### QUOTED TEXT

"""

But if you were asked how long the Pony Express was the major mail carrier across the United States—19 years, 19 months, 19 days—you’d probably get it wrong.

The epithet for one of the most thrilling and colorful moments of Western history is this: April 3, 1860 to October 26, 1861. Almost 19 months. From the first pony to race out of St. Joseph, Missouri, to the last pony to reach Sacramento, California—a mere 18 months, 23 days.

When the Pony Express ended, its riders had covered over 600,000 miles; service had been interrupted only once and only one packet of mail was ever lost. Through heat and cold, dust and snow, blizzard and drought, the young boys on their fast ponies kept a divided nation informed and in touch at a moment of great anxiety. Some say the Pony Express helped save the Union.

And just think: Every mile was covered at a full gallop.

Tom West called them “Heroes on Horseback” in his 1969 history of the Pony Express.

“Nothing stopped these daring riders, the mail had to go through,” West wrote. “Sometimes a rider limped in with an arrow protruding from his back, as did one Mexican. Others collapsed over their ponies’ withers, drilled by a renegade bullet, as did Bob Walker. Yet their code was inflexible: the mail came first, the horse second, the rider last.”

The most spectacular example of all had to be Bob Haslam, who once rode 370 miles in 36 hours—a feat spectacular enough on its own, since the U.S. Cavalry in those days rarely covered more than 50 miles in a day. Yet Haslam made his incredible journey while pursued by Indians and suffering from two bullet wounds. The first had pierced his gun-arm, leaving it useless. The second had ripped through his cheek, knocking out a row of teeth and smashing his jawbone. Yet, nearly half-dead and badly crippled, he refused to stop riding. “The Express Company awarded Haslam $100 in recognition of his feat,” West wrote. “Bob thought it was nothing to get fussed up about. He was a Pony Express rider. Wasn’t it his job?”

"""

### LISTED RECORDS
"""

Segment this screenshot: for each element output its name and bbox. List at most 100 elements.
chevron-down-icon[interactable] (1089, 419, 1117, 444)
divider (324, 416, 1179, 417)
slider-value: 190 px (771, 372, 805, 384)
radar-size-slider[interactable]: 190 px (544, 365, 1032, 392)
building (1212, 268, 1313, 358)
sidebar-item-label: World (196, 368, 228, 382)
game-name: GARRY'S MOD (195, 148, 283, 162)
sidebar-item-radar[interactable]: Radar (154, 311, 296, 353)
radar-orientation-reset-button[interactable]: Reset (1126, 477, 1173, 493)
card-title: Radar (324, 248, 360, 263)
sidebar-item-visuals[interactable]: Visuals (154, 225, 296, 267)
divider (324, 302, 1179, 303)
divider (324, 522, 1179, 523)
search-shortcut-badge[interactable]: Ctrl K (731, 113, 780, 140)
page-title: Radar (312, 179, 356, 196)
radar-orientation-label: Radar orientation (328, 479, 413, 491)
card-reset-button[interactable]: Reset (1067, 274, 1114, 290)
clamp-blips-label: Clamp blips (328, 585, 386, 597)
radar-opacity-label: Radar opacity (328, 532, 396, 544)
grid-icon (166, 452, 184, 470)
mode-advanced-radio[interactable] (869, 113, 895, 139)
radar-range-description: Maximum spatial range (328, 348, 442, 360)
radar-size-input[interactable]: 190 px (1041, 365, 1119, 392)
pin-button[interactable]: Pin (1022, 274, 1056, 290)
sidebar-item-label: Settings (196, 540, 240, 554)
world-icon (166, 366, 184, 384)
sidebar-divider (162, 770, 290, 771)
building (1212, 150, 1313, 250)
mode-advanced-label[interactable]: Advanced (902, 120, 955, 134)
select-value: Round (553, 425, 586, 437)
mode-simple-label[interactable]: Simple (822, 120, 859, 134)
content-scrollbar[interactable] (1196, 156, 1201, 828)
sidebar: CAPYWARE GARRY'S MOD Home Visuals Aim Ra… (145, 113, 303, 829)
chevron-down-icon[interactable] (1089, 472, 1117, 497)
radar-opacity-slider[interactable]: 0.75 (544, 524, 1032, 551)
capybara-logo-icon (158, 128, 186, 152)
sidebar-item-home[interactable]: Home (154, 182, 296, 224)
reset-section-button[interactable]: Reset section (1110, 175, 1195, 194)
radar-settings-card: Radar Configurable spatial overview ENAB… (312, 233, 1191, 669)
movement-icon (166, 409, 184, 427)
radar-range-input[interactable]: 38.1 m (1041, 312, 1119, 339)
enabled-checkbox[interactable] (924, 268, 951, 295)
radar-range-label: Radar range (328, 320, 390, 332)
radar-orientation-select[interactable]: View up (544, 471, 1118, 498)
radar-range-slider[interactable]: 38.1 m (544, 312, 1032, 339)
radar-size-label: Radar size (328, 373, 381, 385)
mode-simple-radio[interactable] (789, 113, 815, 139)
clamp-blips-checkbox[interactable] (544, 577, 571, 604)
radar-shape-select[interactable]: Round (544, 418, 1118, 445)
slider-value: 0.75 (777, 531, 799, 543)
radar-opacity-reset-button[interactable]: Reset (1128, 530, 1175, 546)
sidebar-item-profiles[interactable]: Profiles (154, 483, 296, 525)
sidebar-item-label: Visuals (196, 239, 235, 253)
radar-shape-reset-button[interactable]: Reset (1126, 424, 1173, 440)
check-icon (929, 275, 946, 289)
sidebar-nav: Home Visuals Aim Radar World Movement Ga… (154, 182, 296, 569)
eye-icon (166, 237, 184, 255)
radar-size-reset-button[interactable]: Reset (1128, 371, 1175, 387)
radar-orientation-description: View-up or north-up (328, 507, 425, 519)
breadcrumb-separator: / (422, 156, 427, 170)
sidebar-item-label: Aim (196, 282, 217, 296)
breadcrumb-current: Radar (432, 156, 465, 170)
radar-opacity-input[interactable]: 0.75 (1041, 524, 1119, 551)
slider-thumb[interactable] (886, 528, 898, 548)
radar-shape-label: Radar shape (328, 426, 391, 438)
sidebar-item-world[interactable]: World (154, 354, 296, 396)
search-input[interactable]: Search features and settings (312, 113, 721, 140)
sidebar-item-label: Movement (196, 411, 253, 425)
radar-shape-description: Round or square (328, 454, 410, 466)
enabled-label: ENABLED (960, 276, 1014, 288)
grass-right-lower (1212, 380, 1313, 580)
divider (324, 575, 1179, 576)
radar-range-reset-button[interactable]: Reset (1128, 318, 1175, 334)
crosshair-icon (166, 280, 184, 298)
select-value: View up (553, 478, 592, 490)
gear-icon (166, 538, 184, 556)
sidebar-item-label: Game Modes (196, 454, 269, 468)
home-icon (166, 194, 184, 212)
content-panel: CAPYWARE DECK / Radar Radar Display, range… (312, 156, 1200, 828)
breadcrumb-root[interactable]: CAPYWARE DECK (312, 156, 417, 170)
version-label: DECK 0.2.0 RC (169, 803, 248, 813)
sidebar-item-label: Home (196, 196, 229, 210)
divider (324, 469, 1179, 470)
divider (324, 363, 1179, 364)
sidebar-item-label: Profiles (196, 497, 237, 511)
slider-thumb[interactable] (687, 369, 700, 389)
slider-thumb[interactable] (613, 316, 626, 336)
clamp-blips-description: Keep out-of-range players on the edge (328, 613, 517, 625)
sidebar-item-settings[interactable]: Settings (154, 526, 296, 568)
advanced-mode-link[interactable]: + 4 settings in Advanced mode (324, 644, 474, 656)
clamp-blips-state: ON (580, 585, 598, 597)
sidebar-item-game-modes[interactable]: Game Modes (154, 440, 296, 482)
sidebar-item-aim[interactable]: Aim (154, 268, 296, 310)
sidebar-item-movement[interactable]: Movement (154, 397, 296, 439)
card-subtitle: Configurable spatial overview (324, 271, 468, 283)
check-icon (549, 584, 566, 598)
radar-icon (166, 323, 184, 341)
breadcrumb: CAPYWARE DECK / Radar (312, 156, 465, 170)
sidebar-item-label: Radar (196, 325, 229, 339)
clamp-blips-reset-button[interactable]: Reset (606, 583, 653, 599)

"""

### TASKS TO CARRY OUT
1. Update the Pony Express passage from "But if you were" to "a full gallop.", putting "horsemen" in place of every "riders".
2. Go on with the Pony Express account from its last sentence.

### IN RESPONSE
1.
But if you were asked how long the Pony Express was the major mail carrier across the United States—19 years, 19 months, 19 days—you’d probably get it wrong.

The epithet for one of the most thrilling and colorful moments of Western history is this: April 3, 1860 to October 26, 1861. Almost 19 months. From the first pony to race out of St. Joseph, Missouri, to the last pony to reach Sacramento, California—a mere 18 months, 23 days.

When the Pony Express ended, its horsemen had covered over 600,000 miles; service had been interrupted only once and only one packet of mail was ever lost. Through heat and cold, dust and snow, blizzard and drought, the young boys on their fast ponies kept a divided nation informed and in touch at a moment of great anxiety. Some say the Pony Express helped save the Union.

And just think: Every mile was covered at a full gallop.

2.
The job was actually pretty simple: Get on the fastest horse money could buy, sit on a specially-designed leather pouch that held the mail—called a mochila, it would stay on the horse even if the rider couldn’t—and gallop at breakneck speed over your portion of an eight-state, 1,966-mile route. Change from one fast pony to another every 12 to 15 miles, to be sure the animals were always at optimum speed. There were only 10 days to cover the entire route, so the mochila had to travel 200 miles a day.

Hundreds of young men answered an ad that promised little but grief: “Wanted. Young, skinny, wiry fellows. Not over 18. Must be expert riders willing to risk death daily. Orphans preferred.”

Again and again and again, these brave boys carried on, from one relay station to the next, until the words inside the pouch—the love letters and notes of sadness and news of the emerging nation—could reach their eager readers.

That’s why there was a Pony Express in the first place—this hunger for news.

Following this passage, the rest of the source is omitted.